Return the entries verbatim and drop every picture.

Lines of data
________________________________________

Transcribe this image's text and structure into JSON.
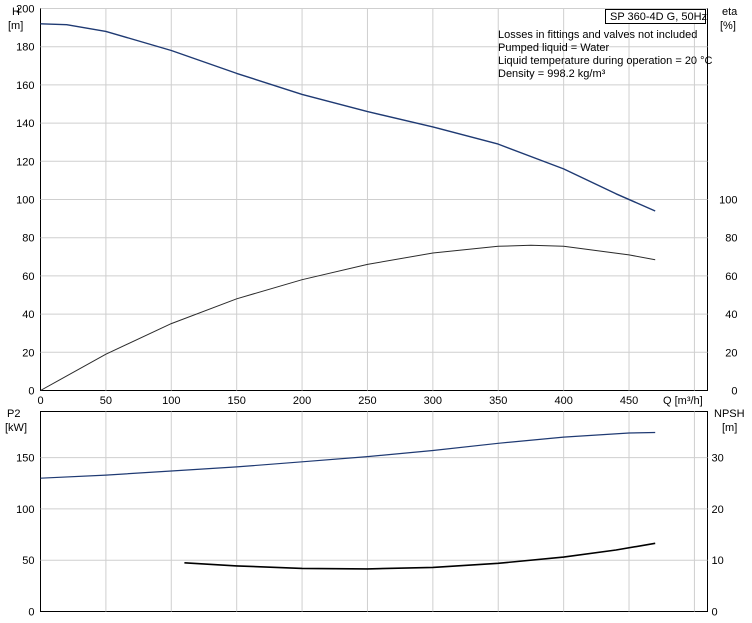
{
  "chart_data": [
    {
      "type": "line",
      "title": "SP 360-4D G, 50Hz",
      "notes": [
        "Losses in fittings and valves not included",
        "Pumped liquid = Water",
        "Liquid temperature during operation = 20 °C",
        "Density = 998.2 kg/m³"
      ],
      "xlabel": "Q [m³/h]",
      "ylabel_left": [
        "H",
        "[m]"
      ],
      "ylabel_right": [
        "eta",
        "[%]"
      ],
      "xlim": [
        0,
        510
      ],
      "ylim": [
        0,
        200
      ],
      "x_ticks": [
        0,
        50,
        100,
        150,
        200,
        250,
        300,
        350,
        400,
        450
      ],
      "y_ticks_left": [
        0,
        20,
        40,
        60,
        80,
        100,
        120,
        140,
        160,
        180,
        200
      ],
      "y_ticks_right": [
        0,
        20,
        40,
        60,
        80,
        100
      ],
      "grid": true,
      "series": [
        {
          "axis": "left",
          "color": "#1f3a73",
          "x": [
            0,
            20,
            50,
            100,
            150,
            200,
            250,
            300,
            350,
            400,
            440,
            470
          ],
          "y": [
            192,
            191.5,
            188,
            178,
            166,
            155,
            146,
            138,
            129,
            116,
            103,
            94
          ]
        },
        {
          "axis": "right",
          "color": "#2b2b2b",
          "x": [
            0,
            50,
            100,
            150,
            200,
            250,
            300,
            350,
            375,
            400,
            450,
            470
          ],
          "y": [
            0,
            19,
            35,
            48,
            58,
            66,
            72,
            75.5,
            76,
            75.5,
            71,
            68.5
          ]
        }
      ]
    },
    {
      "type": "line",
      "ylabel_left": [
        "P2",
        "[kW]"
      ],
      "ylabel_right": [
        "NPSH",
        "[m]"
      ],
      "xlim": [
        0,
        510
      ],
      "ylim": [
        0,
        195
      ],
      "y_ticks_left": [
        0,
        50,
        100,
        150
      ],
      "y_ticks_right": [
        0,
        10,
        20,
        30
      ],
      "grid": true,
      "series": [
        {
          "axis": "left",
          "color": "#1f3a73",
          "x": [
            0,
            50,
            100,
            150,
            200,
            250,
            300,
            350,
            400,
            450,
            470
          ],
          "y": [
            130,
            133,
            137,
            141,
            146,
            151,
            157,
            164,
            170,
            174,
            174.5
          ]
        },
        {
          "axis": "right",
          "color": "#000000",
          "x": [
            110,
            150,
            200,
            250,
            300,
            350,
            400,
            440,
            470
          ],
          "y": [
            9.5,
            8.9,
            8.4,
            8.3,
            8.6,
            9.4,
            10.6,
            12.0,
            13.3
          ]
        }
      ]
    }
  ]
}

________________________________________

◆ TASK SOLUTION:
Transcribe this image's text and structure into JSON.
{
  "chart_data": [
    {
      "type": "line",
      "title": "SP 360-4D G, 50Hz",
      "notes": [
        "Losses in fittings and valves not included",
        "Pumped liquid = Water",
        "Liquid temperature during operation = 20 °C",
        "Density = 998.2 kg/m³"
      ],
      "xlabel": "Q [m³/h]",
      "ylabel_left": [
        "H",
        "[m]"
      ],
      "ylabel_right": [
        "eta",
        "[%]"
      ],
      "xlim": [
        0,
        510
      ],
      "ylim": [
        0,
        200
      ],
      "x_ticks": [
        0,
        50,
        100,
        150,
        200,
        250,
        300,
        350,
        400,
        450
      ],
      "y_ticks_left": [
        0,
        20,
        40,
        60,
        80,
        100,
        120,
        140,
        160,
        180,
        200
      ],
      "y_ticks_right": [
        0,
        20,
        40,
        60,
        80,
        100
      ],
      "grid": true,
      "series": [
        {
          "axis": "left",
          "color": "#1f3a73",
          "x": [
            0,
            20,
            50,
            100,
            150,
            200,
            250,
            300,
            350,
            400,
            440,
            470
          ],
          "y": [
            192,
            191.5,
            188,
            178,
            166,
            155,
            146,
            138,
            129,
            116,
            103,
            94
          ]
        },
        {
          "axis": "right",
          "color": "#2b2b2b",
          "x": [
            0,
            50,
            100,
            150,
            200,
            250,
            300,
            350,
            375,
            400,
            450,
            470
          ],
          "y": [
            0,
            19,
            35,
            48,
            58,
            66,
            72,
            75.5,
            76,
            75.5,
            71,
            68.5
          ]
        }
      ]
    },
    {
      "type": "line",
      "ylabel_left": [
        "P2",
        "[kW]"
      ],
      "ylabel_right": [
        "NPSH",
        "[m]"
      ],
      "xlim": [
        0,
        510
      ],
      "ylim": [
        0,
        195
      ],
      "y_ticks_left": [
        0,
        50,
        100,
        150
      ],
      "y_ticks_right": [
        0,
        10,
        20,
        30
      ],
      "grid": true,
      "series": [
        {
          "axis": "left",
          "color": "#1f3a73",
          "x": [
            0,
            50,
            100,
            150,
            200,
            250,
            300,
            350,
            400,
            450,
            470
          ],
          "y": [
            130,
            133,
            137,
            141,
            146,
            151,
            157,
            164,
            170,
            174,
            174.5
          ]
        },
        {
          "axis": "right",
          "color": "#000000",
          "x": [
            110,
            150,
            200,
            250,
            300,
            350,
            400,
            440,
            470
          ],
          "y": [
            9.5,
            8.9,
            8.4,
            8.3,
            8.6,
            9.4,
            10.6,
            12.0,
            13.3
          ]
        }
      ]
    }
  ]
}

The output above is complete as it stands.